• Task: Each line below either holds the string "Artery" or doesn't. Count those that do and give only the number.

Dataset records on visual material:

####################

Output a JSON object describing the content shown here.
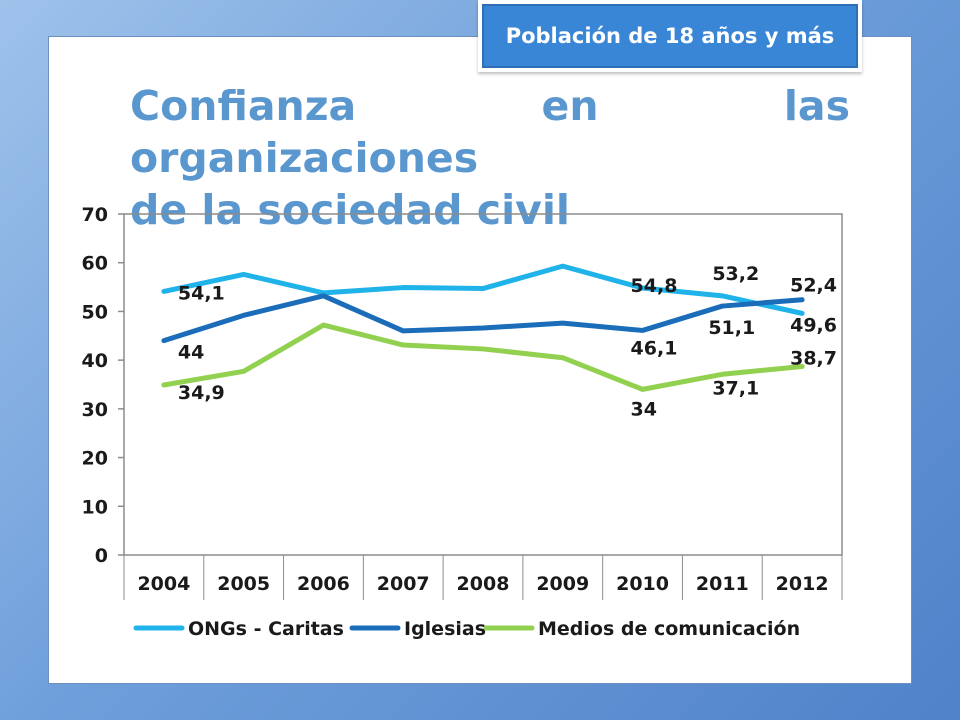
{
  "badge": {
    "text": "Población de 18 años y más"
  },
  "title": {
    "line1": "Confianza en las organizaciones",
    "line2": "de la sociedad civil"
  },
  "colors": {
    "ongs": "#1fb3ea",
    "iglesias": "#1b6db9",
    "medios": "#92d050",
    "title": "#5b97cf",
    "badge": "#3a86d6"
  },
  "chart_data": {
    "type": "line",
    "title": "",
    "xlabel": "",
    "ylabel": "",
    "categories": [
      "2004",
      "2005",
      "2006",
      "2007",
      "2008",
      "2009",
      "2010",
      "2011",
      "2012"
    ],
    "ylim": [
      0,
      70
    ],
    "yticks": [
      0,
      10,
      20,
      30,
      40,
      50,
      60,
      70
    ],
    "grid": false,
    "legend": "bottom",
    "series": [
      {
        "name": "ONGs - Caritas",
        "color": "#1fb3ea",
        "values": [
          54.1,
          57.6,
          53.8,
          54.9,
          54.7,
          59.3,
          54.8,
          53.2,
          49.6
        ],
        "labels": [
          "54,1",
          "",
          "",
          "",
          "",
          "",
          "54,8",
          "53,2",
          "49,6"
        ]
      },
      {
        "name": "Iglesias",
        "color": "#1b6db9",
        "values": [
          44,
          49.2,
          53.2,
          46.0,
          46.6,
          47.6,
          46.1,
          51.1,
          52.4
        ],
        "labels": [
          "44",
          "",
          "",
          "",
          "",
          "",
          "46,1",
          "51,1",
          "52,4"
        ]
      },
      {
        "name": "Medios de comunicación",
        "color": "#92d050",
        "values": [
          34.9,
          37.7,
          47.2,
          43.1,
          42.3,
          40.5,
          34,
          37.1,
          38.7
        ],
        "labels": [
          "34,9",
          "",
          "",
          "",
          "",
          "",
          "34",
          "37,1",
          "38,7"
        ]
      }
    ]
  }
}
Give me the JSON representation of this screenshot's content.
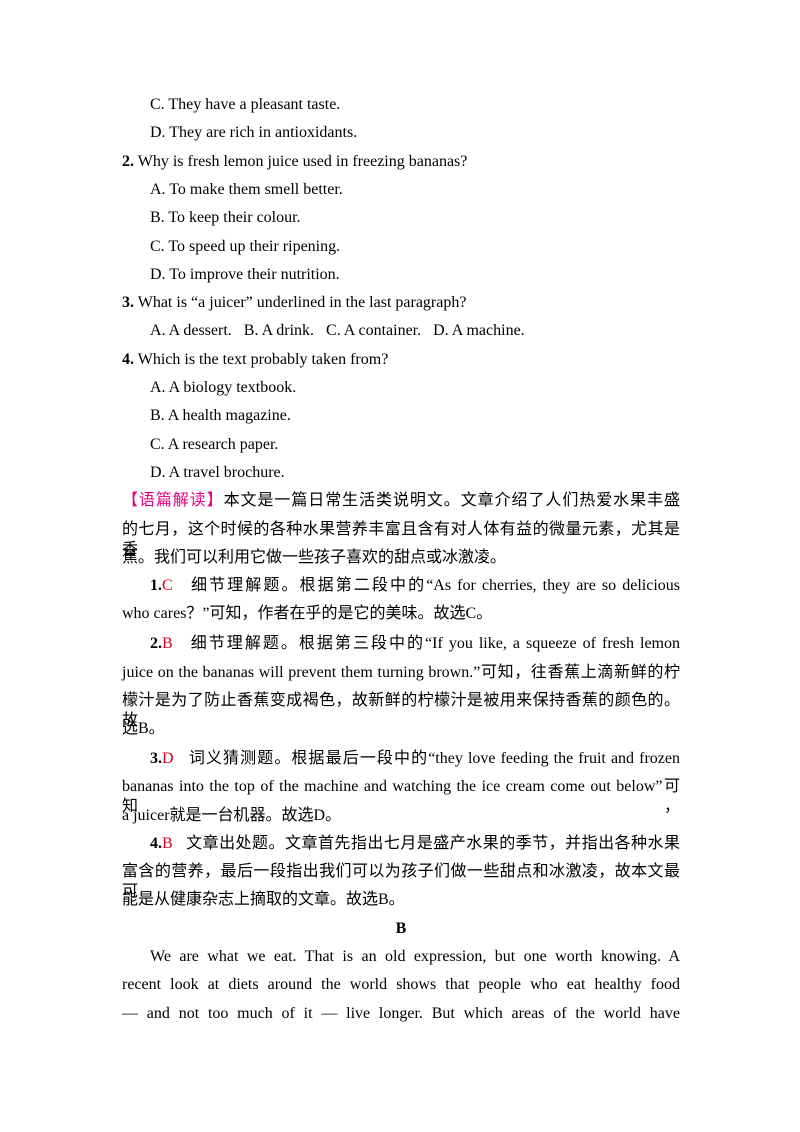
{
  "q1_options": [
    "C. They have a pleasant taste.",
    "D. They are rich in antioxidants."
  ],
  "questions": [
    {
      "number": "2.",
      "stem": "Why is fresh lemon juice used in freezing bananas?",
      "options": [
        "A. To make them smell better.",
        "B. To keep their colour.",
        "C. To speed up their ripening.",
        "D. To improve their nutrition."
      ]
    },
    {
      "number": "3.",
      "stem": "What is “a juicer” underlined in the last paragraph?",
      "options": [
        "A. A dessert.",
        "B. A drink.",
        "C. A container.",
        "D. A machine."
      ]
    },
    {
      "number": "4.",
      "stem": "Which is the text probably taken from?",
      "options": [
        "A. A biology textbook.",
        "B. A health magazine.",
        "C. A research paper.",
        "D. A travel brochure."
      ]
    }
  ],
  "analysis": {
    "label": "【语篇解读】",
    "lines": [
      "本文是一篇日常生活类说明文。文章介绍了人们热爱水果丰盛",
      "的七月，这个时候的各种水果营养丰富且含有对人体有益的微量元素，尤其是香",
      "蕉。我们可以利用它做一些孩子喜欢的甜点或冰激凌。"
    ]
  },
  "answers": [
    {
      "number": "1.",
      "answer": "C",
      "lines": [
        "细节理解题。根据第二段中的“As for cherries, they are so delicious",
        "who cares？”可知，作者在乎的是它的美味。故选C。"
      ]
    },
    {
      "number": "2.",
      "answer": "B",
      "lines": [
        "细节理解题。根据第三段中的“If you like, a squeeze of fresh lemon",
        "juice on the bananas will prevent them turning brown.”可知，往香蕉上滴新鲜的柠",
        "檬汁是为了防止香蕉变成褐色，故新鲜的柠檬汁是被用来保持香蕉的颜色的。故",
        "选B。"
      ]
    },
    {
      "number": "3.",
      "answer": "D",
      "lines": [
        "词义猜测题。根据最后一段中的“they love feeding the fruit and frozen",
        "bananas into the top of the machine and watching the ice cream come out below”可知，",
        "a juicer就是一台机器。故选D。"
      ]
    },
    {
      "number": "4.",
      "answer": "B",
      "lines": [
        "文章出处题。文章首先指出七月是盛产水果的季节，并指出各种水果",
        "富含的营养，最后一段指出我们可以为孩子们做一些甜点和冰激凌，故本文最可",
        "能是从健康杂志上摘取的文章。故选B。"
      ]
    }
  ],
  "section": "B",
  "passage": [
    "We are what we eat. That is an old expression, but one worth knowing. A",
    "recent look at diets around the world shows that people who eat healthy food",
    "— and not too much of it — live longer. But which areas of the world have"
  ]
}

####################

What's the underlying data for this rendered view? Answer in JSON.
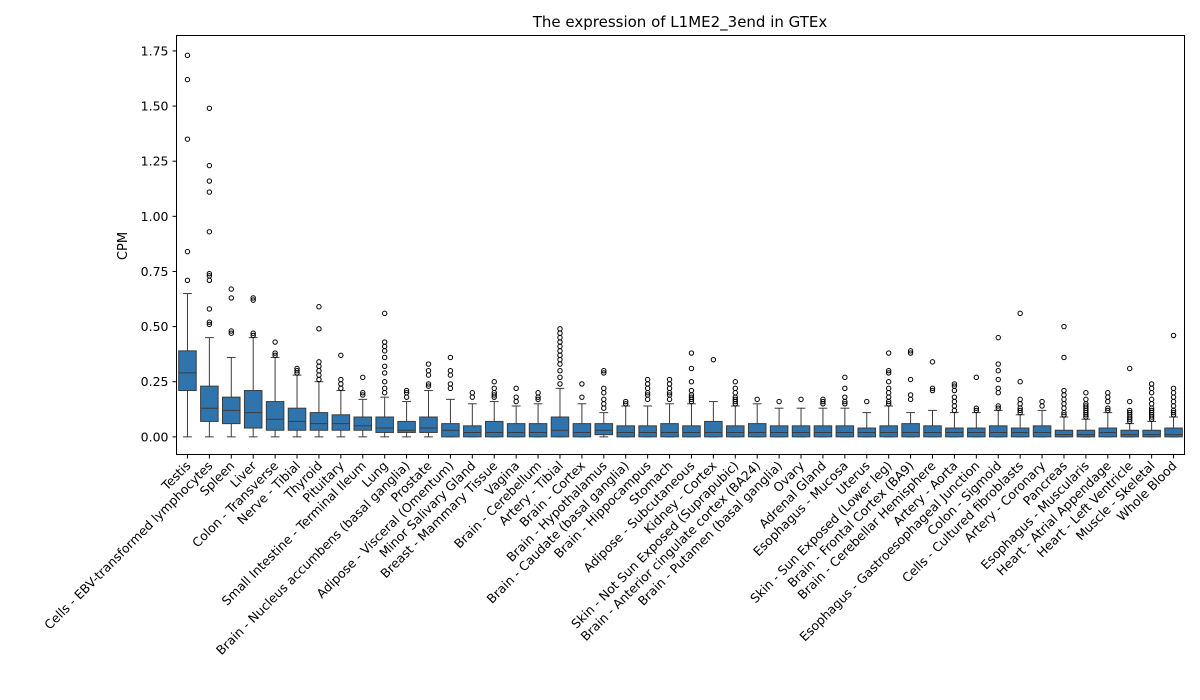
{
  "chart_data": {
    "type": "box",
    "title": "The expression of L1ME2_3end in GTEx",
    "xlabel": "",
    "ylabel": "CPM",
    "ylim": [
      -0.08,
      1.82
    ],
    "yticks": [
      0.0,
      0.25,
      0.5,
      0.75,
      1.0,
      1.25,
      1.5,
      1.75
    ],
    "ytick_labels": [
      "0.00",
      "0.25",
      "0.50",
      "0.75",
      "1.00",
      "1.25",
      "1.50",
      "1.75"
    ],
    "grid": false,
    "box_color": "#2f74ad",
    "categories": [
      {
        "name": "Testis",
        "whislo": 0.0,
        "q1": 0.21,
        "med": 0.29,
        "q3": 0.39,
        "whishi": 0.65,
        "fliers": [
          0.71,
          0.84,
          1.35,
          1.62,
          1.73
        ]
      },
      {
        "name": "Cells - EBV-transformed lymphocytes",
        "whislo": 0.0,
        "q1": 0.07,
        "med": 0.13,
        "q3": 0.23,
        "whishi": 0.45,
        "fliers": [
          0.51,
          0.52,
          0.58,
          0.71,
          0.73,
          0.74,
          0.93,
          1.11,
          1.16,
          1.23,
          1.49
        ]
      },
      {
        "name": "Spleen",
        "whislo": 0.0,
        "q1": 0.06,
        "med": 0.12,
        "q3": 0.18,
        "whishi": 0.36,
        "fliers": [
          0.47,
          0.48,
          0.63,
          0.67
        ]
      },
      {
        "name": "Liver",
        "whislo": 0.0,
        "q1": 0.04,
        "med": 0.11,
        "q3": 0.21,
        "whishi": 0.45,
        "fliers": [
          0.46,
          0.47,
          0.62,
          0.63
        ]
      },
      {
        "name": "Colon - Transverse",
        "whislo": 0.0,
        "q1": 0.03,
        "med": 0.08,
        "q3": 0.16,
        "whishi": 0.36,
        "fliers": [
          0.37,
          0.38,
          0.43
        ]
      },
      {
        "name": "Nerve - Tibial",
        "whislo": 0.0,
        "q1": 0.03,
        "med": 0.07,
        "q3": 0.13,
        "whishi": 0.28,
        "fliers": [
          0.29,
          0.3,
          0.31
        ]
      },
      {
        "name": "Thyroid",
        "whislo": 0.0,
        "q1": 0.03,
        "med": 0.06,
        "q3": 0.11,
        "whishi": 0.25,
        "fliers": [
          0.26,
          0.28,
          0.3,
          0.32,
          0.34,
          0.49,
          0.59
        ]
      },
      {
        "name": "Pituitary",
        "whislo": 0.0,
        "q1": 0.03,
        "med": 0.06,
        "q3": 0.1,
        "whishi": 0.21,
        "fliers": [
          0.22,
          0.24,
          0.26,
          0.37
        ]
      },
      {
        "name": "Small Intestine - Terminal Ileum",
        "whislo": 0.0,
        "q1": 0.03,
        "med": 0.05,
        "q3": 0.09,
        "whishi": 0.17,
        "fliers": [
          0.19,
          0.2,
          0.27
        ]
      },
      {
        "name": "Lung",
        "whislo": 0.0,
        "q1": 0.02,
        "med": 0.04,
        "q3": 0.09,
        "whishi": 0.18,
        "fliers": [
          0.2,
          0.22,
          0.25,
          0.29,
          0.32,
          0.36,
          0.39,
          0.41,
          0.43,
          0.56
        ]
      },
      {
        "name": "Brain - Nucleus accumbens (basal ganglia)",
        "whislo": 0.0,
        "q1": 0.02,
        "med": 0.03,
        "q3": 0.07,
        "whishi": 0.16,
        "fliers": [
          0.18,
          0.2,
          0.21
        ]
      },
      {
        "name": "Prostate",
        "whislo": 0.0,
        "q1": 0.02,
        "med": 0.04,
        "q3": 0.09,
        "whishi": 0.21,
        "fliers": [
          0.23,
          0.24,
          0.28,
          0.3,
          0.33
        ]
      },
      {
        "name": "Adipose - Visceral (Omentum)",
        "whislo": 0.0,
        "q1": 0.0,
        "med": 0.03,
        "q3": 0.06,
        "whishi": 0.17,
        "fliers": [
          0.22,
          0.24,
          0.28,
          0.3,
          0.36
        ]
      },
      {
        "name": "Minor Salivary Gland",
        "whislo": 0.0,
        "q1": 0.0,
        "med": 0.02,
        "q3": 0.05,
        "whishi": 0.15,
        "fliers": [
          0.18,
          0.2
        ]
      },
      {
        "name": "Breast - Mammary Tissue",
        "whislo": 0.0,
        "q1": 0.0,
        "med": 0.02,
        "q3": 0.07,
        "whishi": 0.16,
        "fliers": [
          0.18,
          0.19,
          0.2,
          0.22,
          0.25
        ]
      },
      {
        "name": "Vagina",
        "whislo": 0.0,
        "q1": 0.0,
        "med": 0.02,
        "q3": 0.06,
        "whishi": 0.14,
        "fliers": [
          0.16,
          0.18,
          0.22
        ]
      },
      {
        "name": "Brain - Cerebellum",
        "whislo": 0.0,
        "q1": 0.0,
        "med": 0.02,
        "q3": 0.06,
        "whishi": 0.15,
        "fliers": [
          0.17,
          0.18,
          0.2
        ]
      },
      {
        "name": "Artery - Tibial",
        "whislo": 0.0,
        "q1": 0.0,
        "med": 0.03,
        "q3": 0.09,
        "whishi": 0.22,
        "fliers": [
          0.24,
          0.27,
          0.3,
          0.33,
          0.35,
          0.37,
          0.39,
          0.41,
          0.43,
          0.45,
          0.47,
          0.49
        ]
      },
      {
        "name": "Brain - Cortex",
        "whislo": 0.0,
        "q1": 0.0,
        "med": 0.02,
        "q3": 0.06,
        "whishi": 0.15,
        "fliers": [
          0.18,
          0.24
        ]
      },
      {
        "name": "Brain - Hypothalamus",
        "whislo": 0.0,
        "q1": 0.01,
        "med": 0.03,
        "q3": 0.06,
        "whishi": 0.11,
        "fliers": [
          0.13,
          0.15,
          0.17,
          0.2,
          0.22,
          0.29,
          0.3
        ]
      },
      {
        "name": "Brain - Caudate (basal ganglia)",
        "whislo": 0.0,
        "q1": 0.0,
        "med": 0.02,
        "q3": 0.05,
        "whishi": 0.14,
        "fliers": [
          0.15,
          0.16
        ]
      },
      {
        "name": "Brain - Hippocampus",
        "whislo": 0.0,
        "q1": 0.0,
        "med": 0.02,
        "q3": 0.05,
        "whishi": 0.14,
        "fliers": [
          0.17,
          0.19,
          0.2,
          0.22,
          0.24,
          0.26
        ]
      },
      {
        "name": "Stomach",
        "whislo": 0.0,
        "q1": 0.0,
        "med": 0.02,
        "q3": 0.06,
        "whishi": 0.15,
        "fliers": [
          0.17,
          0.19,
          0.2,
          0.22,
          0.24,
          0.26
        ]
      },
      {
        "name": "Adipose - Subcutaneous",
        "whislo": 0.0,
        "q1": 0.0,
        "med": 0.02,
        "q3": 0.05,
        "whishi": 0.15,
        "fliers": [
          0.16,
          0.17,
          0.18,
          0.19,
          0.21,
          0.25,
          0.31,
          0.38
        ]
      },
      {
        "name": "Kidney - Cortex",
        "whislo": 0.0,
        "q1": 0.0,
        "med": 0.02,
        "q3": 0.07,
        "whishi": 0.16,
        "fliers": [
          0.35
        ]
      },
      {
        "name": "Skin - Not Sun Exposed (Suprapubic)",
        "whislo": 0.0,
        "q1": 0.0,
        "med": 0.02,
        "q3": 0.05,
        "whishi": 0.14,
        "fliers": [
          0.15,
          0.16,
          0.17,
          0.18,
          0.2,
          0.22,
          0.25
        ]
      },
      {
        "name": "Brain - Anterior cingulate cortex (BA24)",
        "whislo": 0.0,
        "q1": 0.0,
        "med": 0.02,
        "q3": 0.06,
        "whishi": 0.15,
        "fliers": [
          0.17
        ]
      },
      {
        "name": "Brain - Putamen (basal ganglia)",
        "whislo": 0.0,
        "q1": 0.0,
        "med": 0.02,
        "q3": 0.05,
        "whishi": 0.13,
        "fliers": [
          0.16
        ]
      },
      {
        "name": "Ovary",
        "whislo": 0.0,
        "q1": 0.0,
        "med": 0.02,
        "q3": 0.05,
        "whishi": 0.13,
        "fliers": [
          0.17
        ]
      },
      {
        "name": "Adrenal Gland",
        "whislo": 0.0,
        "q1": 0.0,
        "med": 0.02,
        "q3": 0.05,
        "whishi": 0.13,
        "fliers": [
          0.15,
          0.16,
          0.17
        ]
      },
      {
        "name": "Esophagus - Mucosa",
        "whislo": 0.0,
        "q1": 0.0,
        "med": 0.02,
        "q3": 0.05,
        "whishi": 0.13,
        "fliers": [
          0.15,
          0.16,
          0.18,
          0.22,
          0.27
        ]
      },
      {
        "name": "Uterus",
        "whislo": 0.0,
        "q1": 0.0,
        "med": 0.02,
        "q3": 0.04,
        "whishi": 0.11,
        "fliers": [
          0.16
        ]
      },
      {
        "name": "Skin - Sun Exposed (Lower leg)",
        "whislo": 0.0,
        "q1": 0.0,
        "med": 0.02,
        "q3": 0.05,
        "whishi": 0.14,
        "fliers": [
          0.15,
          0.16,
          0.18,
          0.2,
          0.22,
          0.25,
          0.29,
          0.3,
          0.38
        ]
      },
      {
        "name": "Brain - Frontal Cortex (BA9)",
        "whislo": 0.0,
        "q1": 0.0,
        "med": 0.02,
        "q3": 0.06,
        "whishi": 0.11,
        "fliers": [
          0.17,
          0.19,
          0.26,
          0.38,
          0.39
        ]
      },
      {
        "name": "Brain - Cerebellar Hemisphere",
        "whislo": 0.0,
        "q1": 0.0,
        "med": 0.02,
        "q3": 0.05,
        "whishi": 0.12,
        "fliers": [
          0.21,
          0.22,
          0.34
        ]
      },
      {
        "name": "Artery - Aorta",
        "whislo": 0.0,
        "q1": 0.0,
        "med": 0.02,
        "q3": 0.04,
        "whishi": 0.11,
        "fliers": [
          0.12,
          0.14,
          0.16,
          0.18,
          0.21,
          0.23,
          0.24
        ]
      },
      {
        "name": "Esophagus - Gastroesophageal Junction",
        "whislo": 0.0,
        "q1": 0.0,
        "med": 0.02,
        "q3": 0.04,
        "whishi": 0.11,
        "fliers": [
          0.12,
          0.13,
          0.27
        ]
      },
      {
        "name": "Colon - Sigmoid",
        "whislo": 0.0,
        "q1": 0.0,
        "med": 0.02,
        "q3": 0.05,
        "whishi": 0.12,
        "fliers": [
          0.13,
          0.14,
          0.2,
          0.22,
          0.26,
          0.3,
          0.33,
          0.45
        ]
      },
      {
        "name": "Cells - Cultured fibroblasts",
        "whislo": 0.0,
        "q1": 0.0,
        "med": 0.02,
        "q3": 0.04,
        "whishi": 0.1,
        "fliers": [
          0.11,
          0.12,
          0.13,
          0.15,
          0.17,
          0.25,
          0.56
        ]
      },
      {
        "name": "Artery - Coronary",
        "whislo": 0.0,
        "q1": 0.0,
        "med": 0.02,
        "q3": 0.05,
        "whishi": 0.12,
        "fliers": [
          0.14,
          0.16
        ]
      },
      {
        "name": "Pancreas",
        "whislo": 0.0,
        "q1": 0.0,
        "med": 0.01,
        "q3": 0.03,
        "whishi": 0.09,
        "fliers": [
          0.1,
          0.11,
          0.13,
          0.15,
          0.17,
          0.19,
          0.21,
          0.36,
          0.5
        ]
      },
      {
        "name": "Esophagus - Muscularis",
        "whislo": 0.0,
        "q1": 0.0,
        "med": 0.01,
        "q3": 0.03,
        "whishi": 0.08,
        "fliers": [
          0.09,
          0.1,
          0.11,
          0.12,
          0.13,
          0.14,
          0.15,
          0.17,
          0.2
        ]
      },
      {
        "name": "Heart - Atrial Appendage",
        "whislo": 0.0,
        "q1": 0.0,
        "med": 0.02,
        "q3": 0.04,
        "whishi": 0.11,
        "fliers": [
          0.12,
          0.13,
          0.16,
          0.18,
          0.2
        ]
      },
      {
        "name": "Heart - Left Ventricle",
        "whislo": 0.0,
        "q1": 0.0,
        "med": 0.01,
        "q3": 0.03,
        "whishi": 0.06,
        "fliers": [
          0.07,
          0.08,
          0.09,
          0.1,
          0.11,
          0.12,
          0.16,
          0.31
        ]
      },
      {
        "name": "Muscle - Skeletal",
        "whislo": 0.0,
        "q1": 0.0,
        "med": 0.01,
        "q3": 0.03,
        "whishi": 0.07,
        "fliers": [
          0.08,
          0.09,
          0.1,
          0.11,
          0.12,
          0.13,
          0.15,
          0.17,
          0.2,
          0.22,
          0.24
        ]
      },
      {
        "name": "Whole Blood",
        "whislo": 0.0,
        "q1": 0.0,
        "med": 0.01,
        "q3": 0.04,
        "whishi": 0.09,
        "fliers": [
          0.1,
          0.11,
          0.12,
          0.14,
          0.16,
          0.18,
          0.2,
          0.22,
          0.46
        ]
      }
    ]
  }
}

####################

• Solution to this task: 3